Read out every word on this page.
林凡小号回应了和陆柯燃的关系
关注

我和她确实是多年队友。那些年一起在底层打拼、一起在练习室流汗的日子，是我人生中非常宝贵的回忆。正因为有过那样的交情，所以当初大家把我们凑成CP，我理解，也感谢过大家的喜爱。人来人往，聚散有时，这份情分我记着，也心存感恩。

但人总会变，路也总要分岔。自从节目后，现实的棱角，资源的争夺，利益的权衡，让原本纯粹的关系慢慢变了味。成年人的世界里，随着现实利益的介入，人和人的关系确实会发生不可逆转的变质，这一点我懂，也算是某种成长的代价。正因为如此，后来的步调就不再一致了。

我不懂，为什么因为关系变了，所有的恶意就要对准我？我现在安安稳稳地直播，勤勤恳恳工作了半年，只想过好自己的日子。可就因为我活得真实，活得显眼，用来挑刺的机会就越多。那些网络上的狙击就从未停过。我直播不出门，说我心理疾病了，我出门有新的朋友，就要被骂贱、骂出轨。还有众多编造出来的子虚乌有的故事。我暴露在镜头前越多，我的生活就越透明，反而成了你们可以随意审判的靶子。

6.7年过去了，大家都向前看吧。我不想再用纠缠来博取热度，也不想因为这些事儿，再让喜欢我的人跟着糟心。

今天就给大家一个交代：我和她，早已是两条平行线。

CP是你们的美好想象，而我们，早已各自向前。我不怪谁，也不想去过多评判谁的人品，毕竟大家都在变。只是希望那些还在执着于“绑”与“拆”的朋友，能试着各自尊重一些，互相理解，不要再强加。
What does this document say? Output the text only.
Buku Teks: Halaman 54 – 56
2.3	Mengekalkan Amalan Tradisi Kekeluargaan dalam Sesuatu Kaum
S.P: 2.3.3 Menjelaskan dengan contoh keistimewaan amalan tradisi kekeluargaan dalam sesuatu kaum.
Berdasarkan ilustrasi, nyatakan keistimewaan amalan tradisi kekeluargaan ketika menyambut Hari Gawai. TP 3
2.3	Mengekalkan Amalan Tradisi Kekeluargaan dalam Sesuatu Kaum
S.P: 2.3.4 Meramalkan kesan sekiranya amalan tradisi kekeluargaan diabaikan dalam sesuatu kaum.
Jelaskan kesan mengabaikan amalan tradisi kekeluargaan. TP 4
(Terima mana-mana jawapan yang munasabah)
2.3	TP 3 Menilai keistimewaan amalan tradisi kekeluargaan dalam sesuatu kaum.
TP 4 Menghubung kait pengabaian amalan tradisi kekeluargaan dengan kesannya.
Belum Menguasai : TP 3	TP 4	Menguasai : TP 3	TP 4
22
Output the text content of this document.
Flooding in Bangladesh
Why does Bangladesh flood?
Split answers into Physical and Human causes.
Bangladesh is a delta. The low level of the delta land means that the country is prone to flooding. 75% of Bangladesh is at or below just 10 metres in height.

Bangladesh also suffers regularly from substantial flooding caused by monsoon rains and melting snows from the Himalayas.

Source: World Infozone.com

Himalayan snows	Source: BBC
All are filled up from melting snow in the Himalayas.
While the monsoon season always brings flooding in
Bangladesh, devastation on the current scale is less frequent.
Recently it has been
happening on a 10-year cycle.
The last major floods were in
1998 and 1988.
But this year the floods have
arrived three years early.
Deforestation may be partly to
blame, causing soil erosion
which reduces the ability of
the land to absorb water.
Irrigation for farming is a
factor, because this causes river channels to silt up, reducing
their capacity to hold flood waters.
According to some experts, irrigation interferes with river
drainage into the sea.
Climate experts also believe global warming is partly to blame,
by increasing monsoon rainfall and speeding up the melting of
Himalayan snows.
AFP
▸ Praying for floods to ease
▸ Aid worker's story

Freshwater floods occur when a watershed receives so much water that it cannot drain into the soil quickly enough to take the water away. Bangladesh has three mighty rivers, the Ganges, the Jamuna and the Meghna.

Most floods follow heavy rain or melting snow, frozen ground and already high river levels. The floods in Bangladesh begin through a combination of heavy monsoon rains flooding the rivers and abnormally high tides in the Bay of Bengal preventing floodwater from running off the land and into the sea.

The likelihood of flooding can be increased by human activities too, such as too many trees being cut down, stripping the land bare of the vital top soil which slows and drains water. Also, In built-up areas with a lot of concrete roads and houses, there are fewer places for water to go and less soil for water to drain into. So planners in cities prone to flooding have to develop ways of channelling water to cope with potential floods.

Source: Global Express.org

◆ ◆ ◆ ◆

Exercise requirements:
Every entry must be output again, exactly as written above.

Written response:
Read out every word on this page.
林凡小号回应了和陆柯燃的关系
关注

我和她确实是多年队友。那些年一起在底层打拼、一起在练习室流汗的日子，是我人生中非常宝贵的回忆。正因为有过那样的交情，所以当初大家把我们凑成CP，我理解，也感谢过大家的喜爱。人来人往，聚散有时，这份情分我记着，也心存感恩。

但人总会变，路也总要分岔。自从节目后，现实的棱角，资源的争夺，利益的权衡，让原本纯粹的关系慢慢变了味。成年人的世界里，随着现实利益的介入，人和人的关系确实会发生不可逆转的变质，这一点我懂，也算是某种成长的代价。正因为如此，后来的步调就不再一致了。

我不懂，为什么因为关系变了，所有的恶意就要对准我？我现在安安稳稳地直播，勤勤恳恳工作了半年，只想过好自己的日子。可就因为我活得真实，活得显眼，用来挑刺的机会就越多。那些网络上的狙击就从未停过。我直播不出门，说我心理疾病了，我出门有新的朋友，就要被骂贱、骂出轨。还有众多编造出来的子虚乌有的故事。我暴露在镜头前越多，我的生活就越透明，反而成了你们可以随意审判的靶子。

6.7年过去了，大家都向前看吧。我不想再用纠缠来博取热度，也不想因为这些事儿，再让喜欢我的人跟着糟心。

今天就给大家一个交代：我和她，早已是两条平行线。

CP是你们的美好想象，而我们，早已各自向前。我不怪谁，也不想去过多评判谁的人品，毕竟大家都在变。只是希望那些还在执着于“绑”与“拆”的朋友，能试着各自尊重一些，互相理解，不要再强加。
What does this document say? Output the text only.
Buku Teks: Halaman 54 – 56
2.3	Mengekalkan Amalan Tradisi Kekeluargaan dalam Sesuatu Kaum
S.P: 2.3.3 Menjelaskan dengan contoh keistimewaan amalan tradisi kekeluargaan dalam sesuatu kaum.
Berdasarkan ilustrasi, nyatakan keistimewaan amalan tradisi kekeluargaan ketika menyambut Hari Gawai. TP 3
2.3	Mengekalkan Amalan Tradisi Kekeluargaan dalam Sesuatu Kaum
S.P: 2.3.4 Meramalkan kesan sekiranya amalan tradisi kekeluargaan diabaikan dalam sesuatu kaum.
Jelaskan kesan mengabaikan amalan tradisi kekeluargaan. TP 4
(Terima mana-mana jawapan yang munasabah)
2.3	TP 3 Menilai keistimewaan amalan tradisi kekeluargaan dalam sesuatu kaum.
TP 4 Menghubung kait pengabaian amalan tradisi kekeluargaan dengan kesannya.
Belum Menguasai : TP 3	TP 4	Menguasai : TP 3	TP 4
22
Output the text content of this document.
Flooding in Bangladesh
Why does Bangladesh flood?
Split answers into Physical and Human causes.
Bangladesh is a delta. The low level of the delta land means that the country is prone to flooding. 75% of Bangladesh is at or below just 10 metres in height.

Bangladesh also suffers regularly from substantial flooding caused by monsoon rains and melting snows from the Himalayas.

Source: World Infozone.com

Himalayan snows	Source: BBC
All are filled up from melting snow in the Himalayas.
While the monsoon season always brings flooding in
Bangladesh, devastation on the current scale is less frequent.
Recently it has been
happening on a 10-year cycle.
The last major floods were in
1998 and 1988.
But this year the floods have
arrived three years early.
Deforestation may be partly to
blame, causing soil erosion
which reduces the ability of
the land to absorb water.
Irrigation for farming is a
factor, because this causes river channels to silt up, reducing
their capacity to hold flood waters.
According to some experts, irrigation interferes with river
drainage into the sea.
Climate experts also believe global warming is partly to blame,
by increasing monsoon rainfall and speeding up the melting of
Himalayan snows.
AFP
▸ Praying for floods to ease
▸ Aid worker's story

Freshwater floods occur when a watershed receives so much water that it cannot drain into the soil quickly enough to take the water away. Bangladesh has three mighty rivers, the Ganges, the Jamuna and the Meghna.

Most floods follow heavy rain or melting snow, frozen ground and already high river levels. The floods in Bangladesh begin through a combination of heavy monsoon rains flooding the rivers and abnormally high tides in the Bay of Bengal preventing floodwater from running off the land and into the sea.

The likelihood of flooding can be increased by human activities too, such as too many trees being cut down, stripping the land bare of the vital top soil which slows and drains water. Also, In built-up areas with a lot of concrete roads and houses, there are fewer places for water to go and less soil for water to drain into. So planners in cities prone to flooding have to develop ways of channelling water to cope with potential floods.

Source: Global Express.org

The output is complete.